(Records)

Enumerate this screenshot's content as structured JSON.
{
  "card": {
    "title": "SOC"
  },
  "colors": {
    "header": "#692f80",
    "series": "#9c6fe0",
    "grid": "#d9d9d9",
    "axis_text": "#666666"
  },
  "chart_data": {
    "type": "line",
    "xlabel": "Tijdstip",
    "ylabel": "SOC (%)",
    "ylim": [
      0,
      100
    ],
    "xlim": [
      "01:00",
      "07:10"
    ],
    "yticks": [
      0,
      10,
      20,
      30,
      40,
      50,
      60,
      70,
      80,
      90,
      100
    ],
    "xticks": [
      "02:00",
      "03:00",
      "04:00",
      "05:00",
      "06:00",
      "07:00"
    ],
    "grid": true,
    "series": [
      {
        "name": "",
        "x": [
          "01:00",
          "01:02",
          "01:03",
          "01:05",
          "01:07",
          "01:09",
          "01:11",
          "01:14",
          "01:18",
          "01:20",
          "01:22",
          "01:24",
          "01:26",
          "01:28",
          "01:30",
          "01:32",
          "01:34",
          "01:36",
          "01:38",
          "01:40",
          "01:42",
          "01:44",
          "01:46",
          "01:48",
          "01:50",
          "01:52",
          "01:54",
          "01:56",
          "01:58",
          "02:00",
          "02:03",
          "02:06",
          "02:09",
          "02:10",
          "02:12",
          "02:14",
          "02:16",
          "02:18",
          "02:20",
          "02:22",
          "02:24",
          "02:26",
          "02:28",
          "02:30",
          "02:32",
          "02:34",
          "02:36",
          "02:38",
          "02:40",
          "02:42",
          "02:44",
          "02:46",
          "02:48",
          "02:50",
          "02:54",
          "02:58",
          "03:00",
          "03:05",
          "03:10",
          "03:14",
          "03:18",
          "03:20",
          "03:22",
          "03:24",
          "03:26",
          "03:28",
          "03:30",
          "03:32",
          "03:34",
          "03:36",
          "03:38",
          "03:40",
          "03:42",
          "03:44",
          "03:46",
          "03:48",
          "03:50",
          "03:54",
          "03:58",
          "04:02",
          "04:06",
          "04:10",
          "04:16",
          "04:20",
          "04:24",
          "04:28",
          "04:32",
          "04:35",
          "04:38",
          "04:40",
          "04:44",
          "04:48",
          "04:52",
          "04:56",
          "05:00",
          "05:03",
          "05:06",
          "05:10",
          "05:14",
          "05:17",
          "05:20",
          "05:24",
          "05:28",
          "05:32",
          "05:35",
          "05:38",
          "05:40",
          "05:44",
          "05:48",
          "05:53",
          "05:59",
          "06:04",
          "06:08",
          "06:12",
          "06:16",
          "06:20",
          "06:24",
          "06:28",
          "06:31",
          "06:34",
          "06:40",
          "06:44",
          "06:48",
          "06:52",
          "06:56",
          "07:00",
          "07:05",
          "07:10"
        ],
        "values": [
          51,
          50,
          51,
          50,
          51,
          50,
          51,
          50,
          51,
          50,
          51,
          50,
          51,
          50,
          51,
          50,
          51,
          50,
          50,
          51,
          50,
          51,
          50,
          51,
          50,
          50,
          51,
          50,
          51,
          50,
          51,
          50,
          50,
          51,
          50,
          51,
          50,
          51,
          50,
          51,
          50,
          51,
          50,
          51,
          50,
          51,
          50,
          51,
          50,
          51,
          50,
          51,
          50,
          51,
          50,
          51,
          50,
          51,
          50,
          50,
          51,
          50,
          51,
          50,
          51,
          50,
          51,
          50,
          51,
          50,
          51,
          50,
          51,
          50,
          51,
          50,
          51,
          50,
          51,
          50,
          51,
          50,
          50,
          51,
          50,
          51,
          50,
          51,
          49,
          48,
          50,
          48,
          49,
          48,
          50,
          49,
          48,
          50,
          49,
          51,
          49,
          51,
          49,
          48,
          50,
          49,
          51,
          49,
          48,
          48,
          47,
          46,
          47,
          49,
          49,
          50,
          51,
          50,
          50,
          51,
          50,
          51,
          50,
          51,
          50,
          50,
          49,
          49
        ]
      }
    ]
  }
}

* * *

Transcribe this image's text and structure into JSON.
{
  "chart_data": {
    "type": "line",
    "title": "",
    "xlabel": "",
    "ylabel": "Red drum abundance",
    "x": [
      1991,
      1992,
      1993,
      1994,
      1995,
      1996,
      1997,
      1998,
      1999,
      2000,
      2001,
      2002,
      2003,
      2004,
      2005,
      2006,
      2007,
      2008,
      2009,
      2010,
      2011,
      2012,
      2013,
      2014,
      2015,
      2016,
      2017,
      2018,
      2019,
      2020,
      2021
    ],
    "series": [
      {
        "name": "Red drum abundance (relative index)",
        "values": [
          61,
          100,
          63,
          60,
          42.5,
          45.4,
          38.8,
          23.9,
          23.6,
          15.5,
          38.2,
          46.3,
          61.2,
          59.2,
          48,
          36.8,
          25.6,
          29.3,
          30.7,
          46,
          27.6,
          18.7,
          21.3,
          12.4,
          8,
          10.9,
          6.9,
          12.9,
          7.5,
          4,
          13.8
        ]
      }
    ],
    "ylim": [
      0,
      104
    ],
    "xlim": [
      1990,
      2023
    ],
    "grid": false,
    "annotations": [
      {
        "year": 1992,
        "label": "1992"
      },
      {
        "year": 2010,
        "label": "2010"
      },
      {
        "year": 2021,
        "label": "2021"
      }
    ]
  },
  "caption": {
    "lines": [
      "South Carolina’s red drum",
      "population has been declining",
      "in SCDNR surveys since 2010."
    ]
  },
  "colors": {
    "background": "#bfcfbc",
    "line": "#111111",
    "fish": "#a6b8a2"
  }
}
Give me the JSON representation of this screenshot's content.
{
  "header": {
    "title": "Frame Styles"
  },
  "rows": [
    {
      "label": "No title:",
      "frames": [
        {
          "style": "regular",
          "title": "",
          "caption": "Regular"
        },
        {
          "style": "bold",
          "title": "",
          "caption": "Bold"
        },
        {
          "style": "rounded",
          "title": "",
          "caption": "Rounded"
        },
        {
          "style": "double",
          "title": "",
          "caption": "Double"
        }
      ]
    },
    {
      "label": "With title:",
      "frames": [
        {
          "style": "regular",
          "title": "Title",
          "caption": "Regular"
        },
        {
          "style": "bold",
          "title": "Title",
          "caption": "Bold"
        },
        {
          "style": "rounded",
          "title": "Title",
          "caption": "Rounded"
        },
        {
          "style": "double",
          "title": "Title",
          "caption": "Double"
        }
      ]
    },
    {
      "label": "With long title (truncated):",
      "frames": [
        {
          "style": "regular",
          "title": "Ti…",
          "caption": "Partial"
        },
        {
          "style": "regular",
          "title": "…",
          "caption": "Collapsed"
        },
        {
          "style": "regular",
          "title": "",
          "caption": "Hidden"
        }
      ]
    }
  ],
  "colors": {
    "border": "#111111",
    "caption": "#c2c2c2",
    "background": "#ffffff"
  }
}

--

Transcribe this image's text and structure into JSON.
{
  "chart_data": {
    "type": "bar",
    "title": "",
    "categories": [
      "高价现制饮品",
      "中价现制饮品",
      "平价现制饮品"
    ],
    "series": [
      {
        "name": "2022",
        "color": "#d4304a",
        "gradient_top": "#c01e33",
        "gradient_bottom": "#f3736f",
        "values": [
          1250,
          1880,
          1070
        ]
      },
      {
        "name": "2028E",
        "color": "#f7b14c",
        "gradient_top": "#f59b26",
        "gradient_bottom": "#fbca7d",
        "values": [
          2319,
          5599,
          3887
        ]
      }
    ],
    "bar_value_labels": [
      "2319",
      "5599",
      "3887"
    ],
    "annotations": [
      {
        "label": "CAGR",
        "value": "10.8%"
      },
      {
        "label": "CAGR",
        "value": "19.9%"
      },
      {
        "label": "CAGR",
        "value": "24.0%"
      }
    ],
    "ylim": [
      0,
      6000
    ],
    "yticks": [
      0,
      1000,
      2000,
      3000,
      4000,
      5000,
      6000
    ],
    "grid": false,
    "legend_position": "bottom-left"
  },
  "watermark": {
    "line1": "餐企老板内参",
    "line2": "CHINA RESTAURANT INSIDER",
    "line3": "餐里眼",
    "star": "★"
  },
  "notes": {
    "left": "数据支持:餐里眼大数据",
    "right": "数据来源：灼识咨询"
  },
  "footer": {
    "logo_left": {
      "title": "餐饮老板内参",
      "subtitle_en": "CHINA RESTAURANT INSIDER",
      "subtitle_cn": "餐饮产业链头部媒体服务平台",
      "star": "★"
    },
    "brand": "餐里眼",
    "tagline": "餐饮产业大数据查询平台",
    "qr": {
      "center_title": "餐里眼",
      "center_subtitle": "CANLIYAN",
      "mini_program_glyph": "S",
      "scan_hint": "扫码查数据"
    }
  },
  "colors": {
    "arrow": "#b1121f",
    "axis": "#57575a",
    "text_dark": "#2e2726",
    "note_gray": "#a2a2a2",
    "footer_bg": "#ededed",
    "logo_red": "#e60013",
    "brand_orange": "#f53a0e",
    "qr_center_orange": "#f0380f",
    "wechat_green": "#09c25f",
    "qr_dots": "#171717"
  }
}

▶ _TASK DIRECTIONS_: Give only the number of lines in the entries that contain "RESTAURANT".

▶ _PROBLEM SOLUTION_: 2